**INSTRUCTIONS FOR THE TASK**
Copy out every one of the records below word for word, without changing anything. Leave out the pictures.

Dataset entries:
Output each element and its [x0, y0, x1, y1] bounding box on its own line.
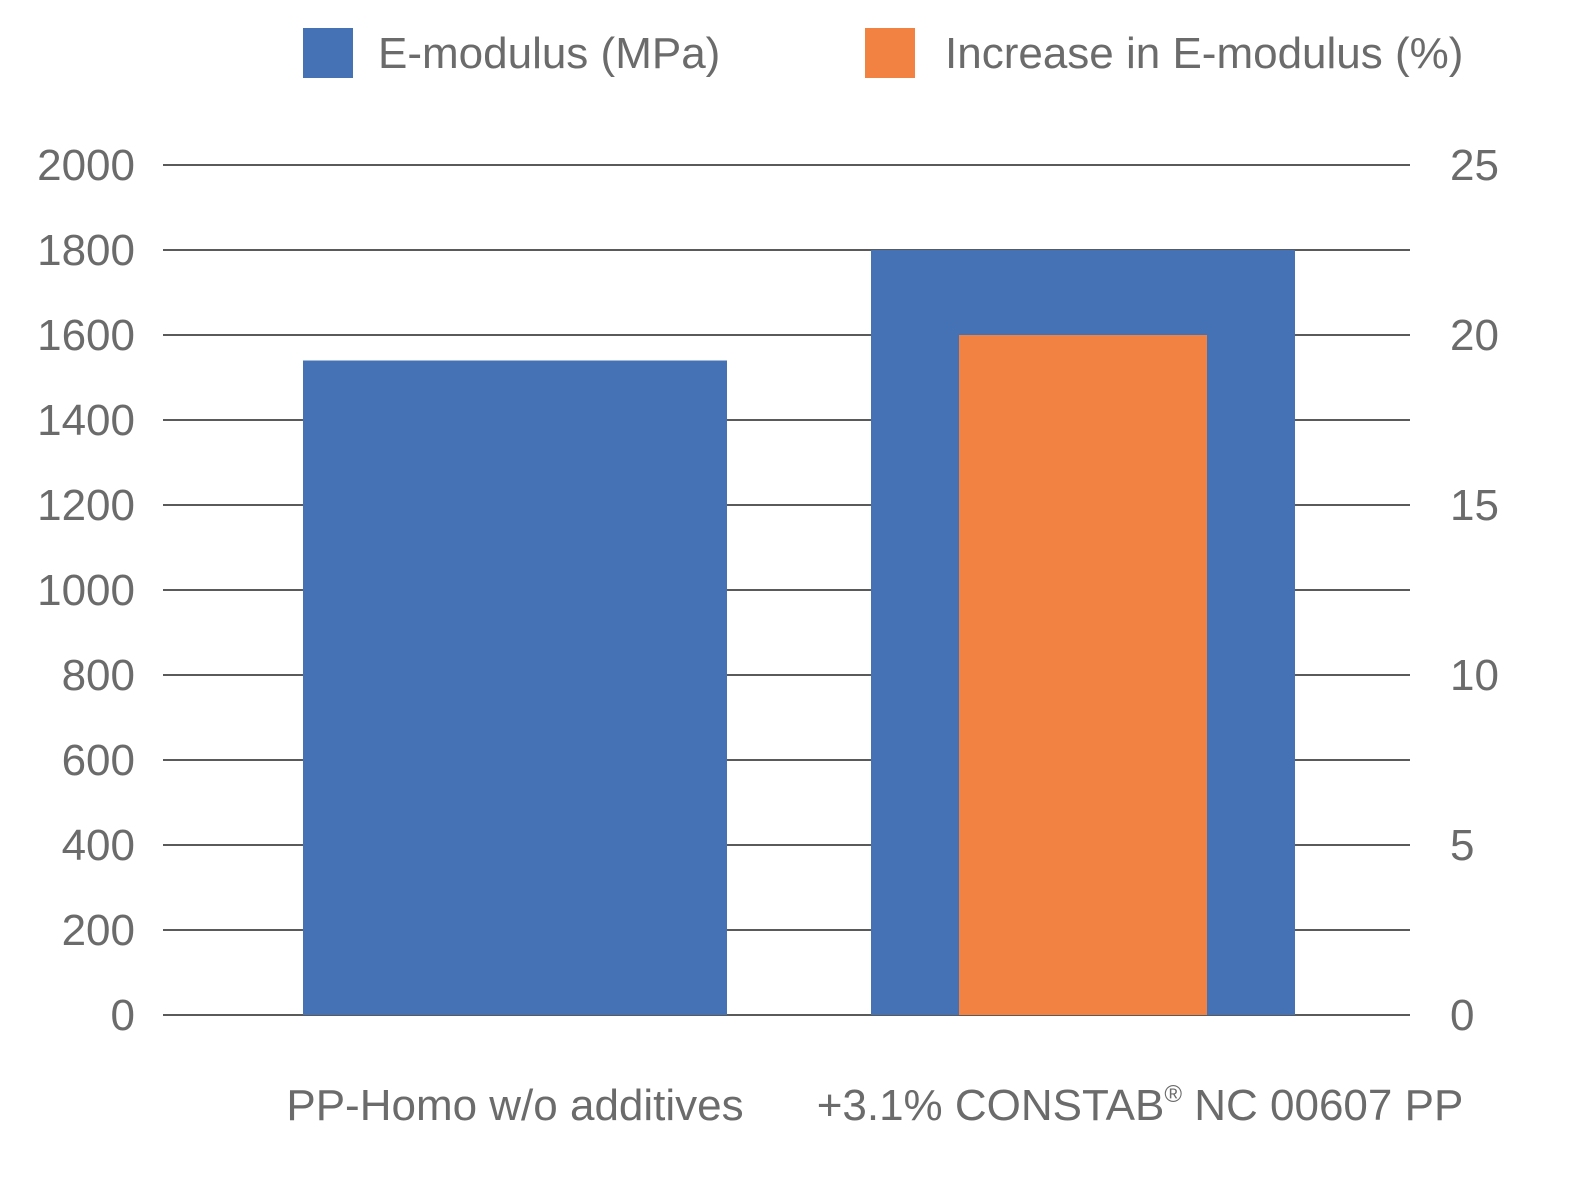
right-axis-ticks: 0 5 10 15 20 25	[1450, 141, 1499, 1040]
left-tick-label: 1200	[37, 481, 135, 530]
category-label: PP-Homo w/o additives	[286, 1081, 743, 1130]
left-tick-label: 200	[62, 906, 135, 955]
left-tick-label: 1800	[37, 226, 135, 275]
legend-swatch	[303, 28, 353, 78]
left-tick-label: 1000	[37, 566, 135, 615]
left-tick-label: 1600	[37, 311, 135, 360]
left-axis-ticks: 0 200 400 600 800 1000 1200 1400 1600 1800 2000	[37, 141, 135, 1040]
right-tick-label: 10	[1450, 651, 1499, 700]
category-label: +3.1% CONSTAB® NC 00607 PP	[817, 1081, 1464, 1130]
legend-label: Increase in E-modulus (%)	[945, 29, 1463, 78]
left-tick-label: 0	[111, 991, 135, 1040]
left-tick-label: 400	[62, 821, 135, 870]
category-labels: PP-Homo w/o additives +3.1% CONSTAB® NC 0…	[286, 1081, 1463, 1130]
bar-e-modulus	[303, 360, 727, 1015]
left-tick-label: 1400	[37, 396, 135, 445]
right-tick-label: 20	[1450, 311, 1499, 360]
right-tick-label: 15	[1450, 481, 1499, 530]
legend-swatch	[865, 28, 915, 78]
legend: E-modulus (MPa) Increase in E-modulus (%)	[303, 28, 1463, 78]
left-tick-label: 800	[62, 651, 135, 700]
left-tick-label: 600	[62, 736, 135, 785]
right-tick-label: 25	[1450, 141, 1499, 190]
right-tick-label: 5	[1450, 821, 1474, 870]
bars	[303, 250, 1295, 1015]
bar-increase-e-modulus	[959, 335, 1207, 1015]
left-tick-label: 2000	[37, 141, 135, 190]
legend-label: E-modulus (MPa)	[378, 29, 720, 78]
right-tick-label: 0	[1450, 991, 1474, 1040]
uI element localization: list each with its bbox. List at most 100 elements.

**THE RESULT**
Output each element and its [x0, y0, x1, y1] bounding box on its own line.
right-axis-ticks: 0 5 10 15 20 25	[1450, 141, 1499, 1040]
left-tick-label: 1200	[37, 481, 135, 530]
category-label: PP-Homo w/o additives	[286, 1081, 743, 1130]
left-tick-label: 200	[62, 906, 135, 955]
left-tick-label: 1800	[37, 226, 135, 275]
legend-swatch	[303, 28, 353, 78]
left-tick-label: 1000	[37, 566, 135, 615]
left-tick-label: 1600	[37, 311, 135, 360]
left-axis-ticks: 0 200 400 600 800 1000 1200 1400 1600 1800 2000	[37, 141, 135, 1040]
right-tick-label: 10	[1450, 651, 1499, 700]
category-label: +3.1% CONSTAB® NC 00607 PP	[817, 1081, 1464, 1130]
legend-label: Increase in E-modulus (%)	[945, 29, 1463, 78]
left-tick-label: 0	[111, 991, 135, 1040]
left-tick-label: 400	[62, 821, 135, 870]
category-labels: PP-Homo w/o additives +3.1% CONSTAB® NC 0…	[286, 1081, 1463, 1130]
bar-e-modulus	[303, 360, 727, 1015]
left-tick-label: 1400	[37, 396, 135, 445]
right-tick-label: 20	[1450, 311, 1499, 360]
right-tick-label: 15	[1450, 481, 1499, 530]
legend-swatch	[865, 28, 915, 78]
legend: E-modulus (MPa) Increase in E-modulus (%)	[303, 28, 1463, 78]
left-tick-label: 800	[62, 651, 135, 700]
left-tick-label: 600	[62, 736, 135, 785]
right-tick-label: 25	[1450, 141, 1499, 190]
right-tick-label: 5	[1450, 821, 1474, 870]
bars	[303, 250, 1295, 1015]
bar-increase-e-modulus	[959, 335, 1207, 1015]
left-tick-label: 2000	[37, 141, 135, 190]
legend-label: E-modulus (MPa)	[378, 29, 720, 78]
right-tick-label: 0	[1450, 991, 1474, 1040]
uI element localization: list each with its bbox. List at most 100 elements.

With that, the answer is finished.